■ Extracted data entries ■
* * * * * * *
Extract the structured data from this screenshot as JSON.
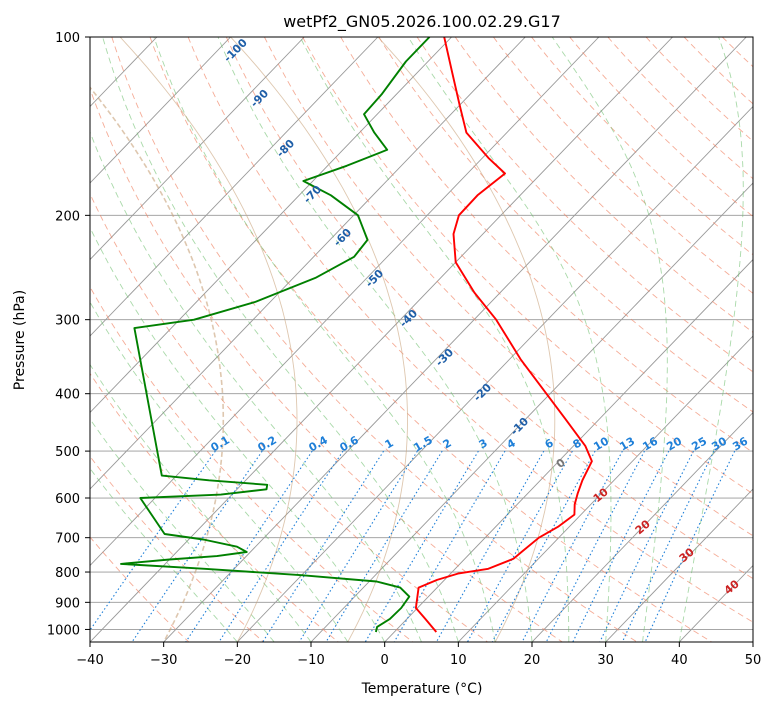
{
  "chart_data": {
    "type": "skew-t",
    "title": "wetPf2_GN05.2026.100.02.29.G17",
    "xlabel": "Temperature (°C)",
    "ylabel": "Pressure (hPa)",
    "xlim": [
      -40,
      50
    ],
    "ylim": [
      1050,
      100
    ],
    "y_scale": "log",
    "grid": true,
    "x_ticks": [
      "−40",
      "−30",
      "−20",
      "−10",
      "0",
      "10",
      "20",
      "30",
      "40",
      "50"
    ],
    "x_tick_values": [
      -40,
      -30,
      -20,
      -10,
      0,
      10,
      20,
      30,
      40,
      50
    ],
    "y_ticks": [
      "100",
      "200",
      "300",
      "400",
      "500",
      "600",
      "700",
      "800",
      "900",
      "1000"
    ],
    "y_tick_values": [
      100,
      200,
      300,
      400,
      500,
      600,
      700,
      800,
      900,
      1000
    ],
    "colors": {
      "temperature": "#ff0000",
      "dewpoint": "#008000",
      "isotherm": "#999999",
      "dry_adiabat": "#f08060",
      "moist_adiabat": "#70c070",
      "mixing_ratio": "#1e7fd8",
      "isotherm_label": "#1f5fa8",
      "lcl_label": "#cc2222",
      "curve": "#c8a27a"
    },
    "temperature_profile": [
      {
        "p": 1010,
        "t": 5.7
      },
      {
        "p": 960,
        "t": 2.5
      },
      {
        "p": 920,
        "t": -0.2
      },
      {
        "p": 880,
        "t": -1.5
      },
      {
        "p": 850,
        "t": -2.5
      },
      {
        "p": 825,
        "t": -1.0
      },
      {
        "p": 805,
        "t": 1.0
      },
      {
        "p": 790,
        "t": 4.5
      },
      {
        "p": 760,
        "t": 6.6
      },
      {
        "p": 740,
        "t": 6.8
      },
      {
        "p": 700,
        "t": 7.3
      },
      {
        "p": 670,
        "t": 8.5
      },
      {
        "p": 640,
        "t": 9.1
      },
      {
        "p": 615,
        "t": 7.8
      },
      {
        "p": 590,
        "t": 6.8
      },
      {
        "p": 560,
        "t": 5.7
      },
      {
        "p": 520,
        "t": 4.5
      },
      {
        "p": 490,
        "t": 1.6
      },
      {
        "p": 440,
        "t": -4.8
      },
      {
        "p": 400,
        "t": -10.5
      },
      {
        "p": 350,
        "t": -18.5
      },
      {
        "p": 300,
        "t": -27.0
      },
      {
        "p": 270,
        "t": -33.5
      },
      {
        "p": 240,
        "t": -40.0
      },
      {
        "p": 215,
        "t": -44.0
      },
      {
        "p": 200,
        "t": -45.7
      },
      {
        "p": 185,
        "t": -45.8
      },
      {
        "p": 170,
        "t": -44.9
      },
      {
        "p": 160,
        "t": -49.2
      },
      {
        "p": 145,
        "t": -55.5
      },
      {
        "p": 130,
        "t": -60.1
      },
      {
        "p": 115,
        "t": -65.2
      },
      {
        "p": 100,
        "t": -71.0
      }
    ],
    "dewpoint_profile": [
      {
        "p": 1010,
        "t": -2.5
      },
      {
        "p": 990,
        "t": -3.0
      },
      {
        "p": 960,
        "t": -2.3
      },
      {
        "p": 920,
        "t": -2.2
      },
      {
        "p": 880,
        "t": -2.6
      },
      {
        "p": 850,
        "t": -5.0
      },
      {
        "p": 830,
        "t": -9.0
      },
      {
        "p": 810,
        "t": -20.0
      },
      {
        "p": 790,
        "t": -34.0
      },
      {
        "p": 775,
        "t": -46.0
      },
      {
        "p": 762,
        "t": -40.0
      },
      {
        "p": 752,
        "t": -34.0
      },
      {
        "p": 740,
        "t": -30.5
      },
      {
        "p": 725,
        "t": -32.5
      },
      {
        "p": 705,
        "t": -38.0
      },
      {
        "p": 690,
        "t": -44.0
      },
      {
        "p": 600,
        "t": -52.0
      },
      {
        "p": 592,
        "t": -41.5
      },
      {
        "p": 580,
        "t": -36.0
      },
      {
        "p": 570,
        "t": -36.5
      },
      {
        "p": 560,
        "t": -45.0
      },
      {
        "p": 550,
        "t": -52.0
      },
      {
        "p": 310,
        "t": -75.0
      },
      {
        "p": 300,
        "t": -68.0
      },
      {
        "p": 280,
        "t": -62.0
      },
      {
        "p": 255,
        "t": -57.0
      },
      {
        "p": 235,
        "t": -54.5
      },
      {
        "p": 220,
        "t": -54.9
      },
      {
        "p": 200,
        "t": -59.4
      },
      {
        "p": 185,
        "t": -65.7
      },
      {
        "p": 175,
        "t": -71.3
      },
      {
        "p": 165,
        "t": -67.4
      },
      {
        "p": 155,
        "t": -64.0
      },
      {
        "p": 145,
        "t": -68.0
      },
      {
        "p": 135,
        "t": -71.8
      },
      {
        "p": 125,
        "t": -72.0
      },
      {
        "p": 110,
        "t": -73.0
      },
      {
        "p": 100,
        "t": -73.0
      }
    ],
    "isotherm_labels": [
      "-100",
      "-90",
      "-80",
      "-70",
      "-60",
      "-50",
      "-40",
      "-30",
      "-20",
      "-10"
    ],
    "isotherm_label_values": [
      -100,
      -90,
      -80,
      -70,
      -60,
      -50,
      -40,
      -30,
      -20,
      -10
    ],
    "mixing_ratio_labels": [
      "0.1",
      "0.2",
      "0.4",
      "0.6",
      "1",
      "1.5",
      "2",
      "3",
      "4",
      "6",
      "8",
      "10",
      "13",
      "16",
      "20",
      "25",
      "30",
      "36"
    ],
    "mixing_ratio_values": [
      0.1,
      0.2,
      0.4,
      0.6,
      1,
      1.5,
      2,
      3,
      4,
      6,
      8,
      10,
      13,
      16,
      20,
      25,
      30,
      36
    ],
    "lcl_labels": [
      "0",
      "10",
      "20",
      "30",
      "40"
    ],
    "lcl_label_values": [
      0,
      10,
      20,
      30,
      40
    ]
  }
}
* * * * * * *
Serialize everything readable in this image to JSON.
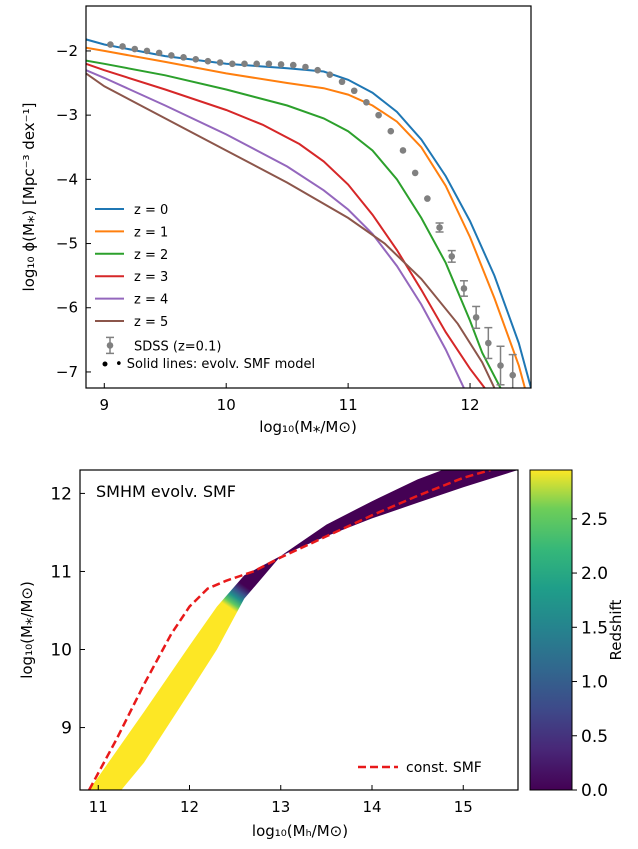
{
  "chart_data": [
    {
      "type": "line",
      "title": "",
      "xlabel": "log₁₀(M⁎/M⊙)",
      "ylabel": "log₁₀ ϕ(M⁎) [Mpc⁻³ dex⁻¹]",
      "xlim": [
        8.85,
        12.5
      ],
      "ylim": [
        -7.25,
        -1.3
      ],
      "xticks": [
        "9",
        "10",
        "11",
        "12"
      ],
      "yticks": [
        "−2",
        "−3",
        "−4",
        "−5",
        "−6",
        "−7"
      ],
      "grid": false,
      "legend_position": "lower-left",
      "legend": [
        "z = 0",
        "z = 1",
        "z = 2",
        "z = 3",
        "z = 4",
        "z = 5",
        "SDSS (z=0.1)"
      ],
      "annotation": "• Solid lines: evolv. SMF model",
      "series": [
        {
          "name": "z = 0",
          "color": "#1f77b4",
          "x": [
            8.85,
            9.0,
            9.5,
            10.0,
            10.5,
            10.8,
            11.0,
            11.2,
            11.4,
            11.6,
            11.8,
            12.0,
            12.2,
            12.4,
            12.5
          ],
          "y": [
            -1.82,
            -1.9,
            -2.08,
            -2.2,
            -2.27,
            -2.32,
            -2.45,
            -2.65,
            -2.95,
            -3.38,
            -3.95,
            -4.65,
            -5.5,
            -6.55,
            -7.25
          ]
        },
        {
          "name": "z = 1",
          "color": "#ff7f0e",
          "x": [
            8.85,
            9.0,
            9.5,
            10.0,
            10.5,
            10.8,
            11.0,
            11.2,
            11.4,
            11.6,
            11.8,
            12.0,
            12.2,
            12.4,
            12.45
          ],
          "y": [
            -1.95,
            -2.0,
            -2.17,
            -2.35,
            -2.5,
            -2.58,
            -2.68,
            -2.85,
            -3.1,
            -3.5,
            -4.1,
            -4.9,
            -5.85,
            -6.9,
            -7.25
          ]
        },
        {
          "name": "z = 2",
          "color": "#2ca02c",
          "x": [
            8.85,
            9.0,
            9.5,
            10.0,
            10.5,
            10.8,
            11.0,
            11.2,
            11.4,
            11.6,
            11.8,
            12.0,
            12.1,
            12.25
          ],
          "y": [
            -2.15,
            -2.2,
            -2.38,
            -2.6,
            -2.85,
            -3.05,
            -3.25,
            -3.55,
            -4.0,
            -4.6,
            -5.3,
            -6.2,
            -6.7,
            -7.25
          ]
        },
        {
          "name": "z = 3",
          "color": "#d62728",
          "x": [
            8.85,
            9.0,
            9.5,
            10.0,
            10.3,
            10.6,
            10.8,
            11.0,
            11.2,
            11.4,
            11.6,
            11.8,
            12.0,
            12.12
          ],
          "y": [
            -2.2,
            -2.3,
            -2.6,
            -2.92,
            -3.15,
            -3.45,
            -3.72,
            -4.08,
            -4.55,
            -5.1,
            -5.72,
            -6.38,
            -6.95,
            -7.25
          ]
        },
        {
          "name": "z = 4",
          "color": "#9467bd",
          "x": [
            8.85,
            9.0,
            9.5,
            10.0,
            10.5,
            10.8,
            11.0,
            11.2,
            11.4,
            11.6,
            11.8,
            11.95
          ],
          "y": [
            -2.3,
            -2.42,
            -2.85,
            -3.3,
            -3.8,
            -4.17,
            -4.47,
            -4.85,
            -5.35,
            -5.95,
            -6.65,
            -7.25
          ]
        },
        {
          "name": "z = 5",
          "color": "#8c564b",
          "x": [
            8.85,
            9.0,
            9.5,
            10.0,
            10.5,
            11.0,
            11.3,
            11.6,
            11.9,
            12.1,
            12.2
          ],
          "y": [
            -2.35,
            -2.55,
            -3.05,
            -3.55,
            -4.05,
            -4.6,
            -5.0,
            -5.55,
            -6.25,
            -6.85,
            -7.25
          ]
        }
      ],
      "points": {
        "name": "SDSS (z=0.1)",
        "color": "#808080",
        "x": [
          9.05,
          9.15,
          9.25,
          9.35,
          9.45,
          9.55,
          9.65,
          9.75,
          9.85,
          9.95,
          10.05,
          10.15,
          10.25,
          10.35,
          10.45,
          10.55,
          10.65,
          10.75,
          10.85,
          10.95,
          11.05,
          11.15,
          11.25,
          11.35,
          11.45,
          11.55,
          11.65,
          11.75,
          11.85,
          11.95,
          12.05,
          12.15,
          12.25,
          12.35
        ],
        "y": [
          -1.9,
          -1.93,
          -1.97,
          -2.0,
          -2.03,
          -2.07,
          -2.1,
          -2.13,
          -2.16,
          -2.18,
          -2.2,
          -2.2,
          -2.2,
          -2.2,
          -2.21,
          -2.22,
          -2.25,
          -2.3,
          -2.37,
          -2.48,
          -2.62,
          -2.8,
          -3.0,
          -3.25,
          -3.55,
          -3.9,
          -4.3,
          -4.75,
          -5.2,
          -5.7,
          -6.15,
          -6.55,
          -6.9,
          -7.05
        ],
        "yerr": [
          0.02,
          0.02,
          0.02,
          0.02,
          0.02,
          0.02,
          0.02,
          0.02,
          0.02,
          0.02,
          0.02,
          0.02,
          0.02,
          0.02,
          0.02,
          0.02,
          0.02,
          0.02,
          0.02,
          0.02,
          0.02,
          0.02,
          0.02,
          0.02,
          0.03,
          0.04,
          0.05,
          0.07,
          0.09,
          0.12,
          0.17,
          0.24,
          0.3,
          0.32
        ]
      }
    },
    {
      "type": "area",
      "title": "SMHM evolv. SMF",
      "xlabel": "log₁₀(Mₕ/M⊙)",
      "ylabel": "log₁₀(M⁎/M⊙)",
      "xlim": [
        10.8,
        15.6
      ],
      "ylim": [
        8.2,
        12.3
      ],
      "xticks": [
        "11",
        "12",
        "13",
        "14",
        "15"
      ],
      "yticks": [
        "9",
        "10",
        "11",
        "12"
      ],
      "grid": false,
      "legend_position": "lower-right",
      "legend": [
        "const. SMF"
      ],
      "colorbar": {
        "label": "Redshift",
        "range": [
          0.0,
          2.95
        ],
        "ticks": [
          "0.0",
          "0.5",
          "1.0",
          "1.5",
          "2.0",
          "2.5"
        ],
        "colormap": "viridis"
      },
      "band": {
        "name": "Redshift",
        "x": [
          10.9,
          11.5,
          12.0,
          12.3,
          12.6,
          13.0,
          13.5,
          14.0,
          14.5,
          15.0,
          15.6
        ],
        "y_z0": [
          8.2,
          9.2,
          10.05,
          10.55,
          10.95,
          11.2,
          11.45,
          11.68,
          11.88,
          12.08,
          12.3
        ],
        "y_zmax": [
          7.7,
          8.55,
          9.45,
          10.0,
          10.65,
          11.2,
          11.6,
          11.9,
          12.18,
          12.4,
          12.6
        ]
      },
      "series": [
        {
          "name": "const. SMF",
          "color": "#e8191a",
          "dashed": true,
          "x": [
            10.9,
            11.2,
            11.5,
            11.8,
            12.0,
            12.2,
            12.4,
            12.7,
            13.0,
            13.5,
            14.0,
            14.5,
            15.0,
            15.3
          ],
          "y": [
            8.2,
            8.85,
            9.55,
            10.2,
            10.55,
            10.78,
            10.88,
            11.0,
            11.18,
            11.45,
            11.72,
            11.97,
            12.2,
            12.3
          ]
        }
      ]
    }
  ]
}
* * * * * * *
■ JOB ■
Which lines in the data above contain "lower"? Show each one.

■ OUTPUT FOR THIS EXERCISE ■
      "legend_position": "lower-left",
      "legend_position": "lower-right",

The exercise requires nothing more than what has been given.